*Requirements*: In the data, extract each line that holds the string "JSON".
-- Begin --
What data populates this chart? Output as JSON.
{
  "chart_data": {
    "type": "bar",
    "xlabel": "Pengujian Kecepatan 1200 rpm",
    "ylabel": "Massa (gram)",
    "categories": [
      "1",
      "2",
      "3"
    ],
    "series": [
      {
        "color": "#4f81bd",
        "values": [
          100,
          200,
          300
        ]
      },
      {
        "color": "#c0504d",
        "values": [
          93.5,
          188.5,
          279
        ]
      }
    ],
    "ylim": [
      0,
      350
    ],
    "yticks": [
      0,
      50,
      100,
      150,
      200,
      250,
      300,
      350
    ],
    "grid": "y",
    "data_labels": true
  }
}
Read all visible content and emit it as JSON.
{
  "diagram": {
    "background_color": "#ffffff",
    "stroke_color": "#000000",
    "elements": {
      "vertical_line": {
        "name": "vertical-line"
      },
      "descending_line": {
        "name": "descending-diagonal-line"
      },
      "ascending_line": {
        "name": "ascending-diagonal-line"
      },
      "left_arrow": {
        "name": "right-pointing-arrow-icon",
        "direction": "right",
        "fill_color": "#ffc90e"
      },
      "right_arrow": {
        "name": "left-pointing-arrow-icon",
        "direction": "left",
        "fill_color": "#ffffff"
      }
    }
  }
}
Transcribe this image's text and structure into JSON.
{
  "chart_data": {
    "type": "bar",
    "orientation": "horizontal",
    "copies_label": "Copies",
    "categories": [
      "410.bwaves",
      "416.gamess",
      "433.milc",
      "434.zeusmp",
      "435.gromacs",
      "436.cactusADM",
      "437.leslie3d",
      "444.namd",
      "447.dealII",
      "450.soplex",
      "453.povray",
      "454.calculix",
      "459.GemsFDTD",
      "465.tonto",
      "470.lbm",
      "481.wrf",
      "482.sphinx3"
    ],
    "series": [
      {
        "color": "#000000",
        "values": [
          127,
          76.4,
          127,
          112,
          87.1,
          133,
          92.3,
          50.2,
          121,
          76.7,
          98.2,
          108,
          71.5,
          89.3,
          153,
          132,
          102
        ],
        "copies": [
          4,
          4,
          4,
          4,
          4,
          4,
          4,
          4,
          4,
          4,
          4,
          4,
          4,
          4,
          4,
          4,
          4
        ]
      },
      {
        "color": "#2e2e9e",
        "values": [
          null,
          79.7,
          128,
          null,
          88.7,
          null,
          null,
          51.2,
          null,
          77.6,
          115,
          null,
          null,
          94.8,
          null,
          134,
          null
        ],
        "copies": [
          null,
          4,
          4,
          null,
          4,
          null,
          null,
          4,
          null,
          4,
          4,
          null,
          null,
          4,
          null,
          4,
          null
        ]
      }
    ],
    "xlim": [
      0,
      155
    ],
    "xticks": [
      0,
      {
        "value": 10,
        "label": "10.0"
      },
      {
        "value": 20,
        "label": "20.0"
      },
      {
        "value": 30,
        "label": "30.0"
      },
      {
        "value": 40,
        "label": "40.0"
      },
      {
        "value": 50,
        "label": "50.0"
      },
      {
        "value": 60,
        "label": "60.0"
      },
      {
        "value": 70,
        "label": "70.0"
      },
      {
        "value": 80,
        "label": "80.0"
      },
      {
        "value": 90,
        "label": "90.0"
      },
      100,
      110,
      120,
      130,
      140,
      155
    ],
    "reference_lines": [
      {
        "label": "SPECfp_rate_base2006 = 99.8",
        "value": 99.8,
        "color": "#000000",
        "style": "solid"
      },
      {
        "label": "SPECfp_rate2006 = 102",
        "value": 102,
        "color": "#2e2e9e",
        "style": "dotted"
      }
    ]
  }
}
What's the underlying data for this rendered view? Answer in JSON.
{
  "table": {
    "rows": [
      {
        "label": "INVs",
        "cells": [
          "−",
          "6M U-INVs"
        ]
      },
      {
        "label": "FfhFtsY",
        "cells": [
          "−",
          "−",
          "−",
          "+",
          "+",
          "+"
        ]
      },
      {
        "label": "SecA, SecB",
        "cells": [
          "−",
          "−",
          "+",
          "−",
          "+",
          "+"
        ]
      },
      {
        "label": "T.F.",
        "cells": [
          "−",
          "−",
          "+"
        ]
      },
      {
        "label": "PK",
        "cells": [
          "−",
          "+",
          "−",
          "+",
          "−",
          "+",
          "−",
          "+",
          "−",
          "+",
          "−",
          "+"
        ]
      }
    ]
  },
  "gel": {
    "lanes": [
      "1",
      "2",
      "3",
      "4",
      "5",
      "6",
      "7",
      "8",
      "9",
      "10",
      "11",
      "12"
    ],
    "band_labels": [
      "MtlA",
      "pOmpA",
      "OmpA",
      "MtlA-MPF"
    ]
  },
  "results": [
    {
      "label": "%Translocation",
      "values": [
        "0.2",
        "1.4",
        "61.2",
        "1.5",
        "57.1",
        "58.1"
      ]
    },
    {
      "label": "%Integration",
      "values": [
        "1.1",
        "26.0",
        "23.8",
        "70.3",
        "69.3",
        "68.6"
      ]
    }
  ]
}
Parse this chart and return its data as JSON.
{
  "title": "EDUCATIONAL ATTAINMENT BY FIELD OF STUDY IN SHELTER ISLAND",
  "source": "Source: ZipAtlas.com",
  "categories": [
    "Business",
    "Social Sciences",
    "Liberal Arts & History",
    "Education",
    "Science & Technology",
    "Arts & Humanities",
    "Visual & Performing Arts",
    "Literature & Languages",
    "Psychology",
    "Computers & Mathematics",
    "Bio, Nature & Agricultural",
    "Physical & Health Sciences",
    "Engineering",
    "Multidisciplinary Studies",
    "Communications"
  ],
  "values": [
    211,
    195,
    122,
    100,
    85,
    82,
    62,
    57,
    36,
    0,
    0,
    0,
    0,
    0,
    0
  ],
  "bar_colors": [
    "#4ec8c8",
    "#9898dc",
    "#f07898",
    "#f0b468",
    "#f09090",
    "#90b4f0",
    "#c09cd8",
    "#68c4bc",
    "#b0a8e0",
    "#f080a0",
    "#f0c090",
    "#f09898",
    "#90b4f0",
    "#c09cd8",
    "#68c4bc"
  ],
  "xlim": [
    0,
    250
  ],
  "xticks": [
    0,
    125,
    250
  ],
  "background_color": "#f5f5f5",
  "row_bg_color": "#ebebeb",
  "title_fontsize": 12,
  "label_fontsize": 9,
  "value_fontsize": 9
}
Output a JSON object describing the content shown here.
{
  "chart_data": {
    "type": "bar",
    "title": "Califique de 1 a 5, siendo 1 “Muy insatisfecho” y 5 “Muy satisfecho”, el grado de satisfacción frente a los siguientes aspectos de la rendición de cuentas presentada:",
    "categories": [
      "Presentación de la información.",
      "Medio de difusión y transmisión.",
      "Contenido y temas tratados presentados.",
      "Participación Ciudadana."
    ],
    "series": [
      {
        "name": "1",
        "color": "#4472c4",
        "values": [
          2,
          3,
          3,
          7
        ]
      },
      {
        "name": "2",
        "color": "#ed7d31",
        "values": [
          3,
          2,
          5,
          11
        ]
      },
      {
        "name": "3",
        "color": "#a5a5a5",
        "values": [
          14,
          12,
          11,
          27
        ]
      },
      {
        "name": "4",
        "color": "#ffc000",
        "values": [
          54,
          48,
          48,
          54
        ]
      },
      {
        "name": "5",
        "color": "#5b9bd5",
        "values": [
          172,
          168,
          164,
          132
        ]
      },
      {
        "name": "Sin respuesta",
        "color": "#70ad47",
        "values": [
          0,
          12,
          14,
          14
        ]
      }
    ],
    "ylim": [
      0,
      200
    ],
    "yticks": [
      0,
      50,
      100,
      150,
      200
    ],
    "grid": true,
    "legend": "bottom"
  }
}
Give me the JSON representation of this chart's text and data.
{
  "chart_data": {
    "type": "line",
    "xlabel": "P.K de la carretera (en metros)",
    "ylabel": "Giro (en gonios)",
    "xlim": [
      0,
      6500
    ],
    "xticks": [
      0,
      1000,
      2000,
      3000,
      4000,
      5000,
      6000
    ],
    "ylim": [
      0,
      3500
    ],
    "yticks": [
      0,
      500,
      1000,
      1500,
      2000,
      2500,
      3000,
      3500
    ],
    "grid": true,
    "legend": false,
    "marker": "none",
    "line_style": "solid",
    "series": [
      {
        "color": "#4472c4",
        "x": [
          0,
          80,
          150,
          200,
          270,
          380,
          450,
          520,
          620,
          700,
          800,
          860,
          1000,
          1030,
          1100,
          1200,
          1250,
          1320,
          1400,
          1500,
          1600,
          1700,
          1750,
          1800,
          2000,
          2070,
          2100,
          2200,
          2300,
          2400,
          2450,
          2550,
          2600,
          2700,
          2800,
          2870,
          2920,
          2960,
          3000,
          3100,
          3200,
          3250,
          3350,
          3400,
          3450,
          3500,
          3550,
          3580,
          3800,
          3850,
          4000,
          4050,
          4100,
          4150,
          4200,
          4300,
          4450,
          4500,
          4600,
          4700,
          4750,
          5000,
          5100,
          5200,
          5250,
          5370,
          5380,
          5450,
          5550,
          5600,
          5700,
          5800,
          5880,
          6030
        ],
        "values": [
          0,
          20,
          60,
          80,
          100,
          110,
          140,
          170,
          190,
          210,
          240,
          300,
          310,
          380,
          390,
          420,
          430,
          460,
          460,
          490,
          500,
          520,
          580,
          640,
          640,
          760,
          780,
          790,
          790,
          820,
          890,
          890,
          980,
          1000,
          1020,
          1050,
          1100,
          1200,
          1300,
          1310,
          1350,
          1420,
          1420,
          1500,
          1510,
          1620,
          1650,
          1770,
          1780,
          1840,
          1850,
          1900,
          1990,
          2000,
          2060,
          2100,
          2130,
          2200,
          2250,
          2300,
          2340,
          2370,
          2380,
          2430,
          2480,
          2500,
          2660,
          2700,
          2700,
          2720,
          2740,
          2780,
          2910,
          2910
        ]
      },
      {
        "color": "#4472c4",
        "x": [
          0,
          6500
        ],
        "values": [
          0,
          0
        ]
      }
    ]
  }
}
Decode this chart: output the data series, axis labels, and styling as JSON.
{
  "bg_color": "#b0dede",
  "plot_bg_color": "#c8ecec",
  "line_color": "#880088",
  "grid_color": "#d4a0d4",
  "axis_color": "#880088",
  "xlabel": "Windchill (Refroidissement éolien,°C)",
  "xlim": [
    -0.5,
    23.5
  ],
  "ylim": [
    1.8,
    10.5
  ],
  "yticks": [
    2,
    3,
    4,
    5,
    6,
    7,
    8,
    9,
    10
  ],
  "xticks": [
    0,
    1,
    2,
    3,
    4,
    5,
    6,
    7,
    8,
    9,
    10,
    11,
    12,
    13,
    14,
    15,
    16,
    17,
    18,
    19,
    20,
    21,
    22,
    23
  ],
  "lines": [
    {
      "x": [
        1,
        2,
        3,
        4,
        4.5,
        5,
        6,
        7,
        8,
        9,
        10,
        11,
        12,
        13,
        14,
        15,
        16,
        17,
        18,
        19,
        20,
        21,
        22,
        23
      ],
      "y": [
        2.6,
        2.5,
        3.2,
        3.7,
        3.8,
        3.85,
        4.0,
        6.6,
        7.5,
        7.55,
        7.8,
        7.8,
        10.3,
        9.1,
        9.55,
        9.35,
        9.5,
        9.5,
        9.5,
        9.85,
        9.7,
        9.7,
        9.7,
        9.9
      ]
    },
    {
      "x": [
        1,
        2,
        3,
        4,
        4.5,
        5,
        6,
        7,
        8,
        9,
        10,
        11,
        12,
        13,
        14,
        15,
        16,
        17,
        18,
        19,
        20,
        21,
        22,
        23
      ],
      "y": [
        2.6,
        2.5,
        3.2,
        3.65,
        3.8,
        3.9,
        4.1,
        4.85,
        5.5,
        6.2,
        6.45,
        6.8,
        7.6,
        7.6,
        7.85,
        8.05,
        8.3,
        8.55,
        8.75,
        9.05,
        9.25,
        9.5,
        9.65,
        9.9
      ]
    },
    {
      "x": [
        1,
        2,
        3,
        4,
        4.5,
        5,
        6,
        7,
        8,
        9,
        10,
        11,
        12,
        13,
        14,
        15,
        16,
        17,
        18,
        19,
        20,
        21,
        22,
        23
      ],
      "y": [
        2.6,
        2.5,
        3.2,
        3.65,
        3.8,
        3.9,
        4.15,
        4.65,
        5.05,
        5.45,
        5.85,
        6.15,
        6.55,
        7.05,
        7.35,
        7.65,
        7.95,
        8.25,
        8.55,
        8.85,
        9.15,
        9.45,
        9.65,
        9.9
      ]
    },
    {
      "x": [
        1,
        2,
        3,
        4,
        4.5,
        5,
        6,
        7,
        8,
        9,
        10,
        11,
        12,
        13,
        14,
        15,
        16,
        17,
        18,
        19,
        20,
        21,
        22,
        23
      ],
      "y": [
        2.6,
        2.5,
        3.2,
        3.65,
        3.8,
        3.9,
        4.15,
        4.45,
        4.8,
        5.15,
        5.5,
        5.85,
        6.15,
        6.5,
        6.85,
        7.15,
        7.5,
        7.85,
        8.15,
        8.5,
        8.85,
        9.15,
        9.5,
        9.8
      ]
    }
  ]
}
-- End --
*Task response*:
What data populates this chart? Output as JSON.
Read all visible content and emit it as JSON.
Transcribe this image's text and structure into JSON.
What's the underlying data for this rendered view? Answer in JSON.
Parse this chart and return its data as JSON.
Output a JSON object describing the content shown here.
Give me the JSON representation of this chart's text and data.
Decode this chart: output the data series, axis labels, and styling as JSON.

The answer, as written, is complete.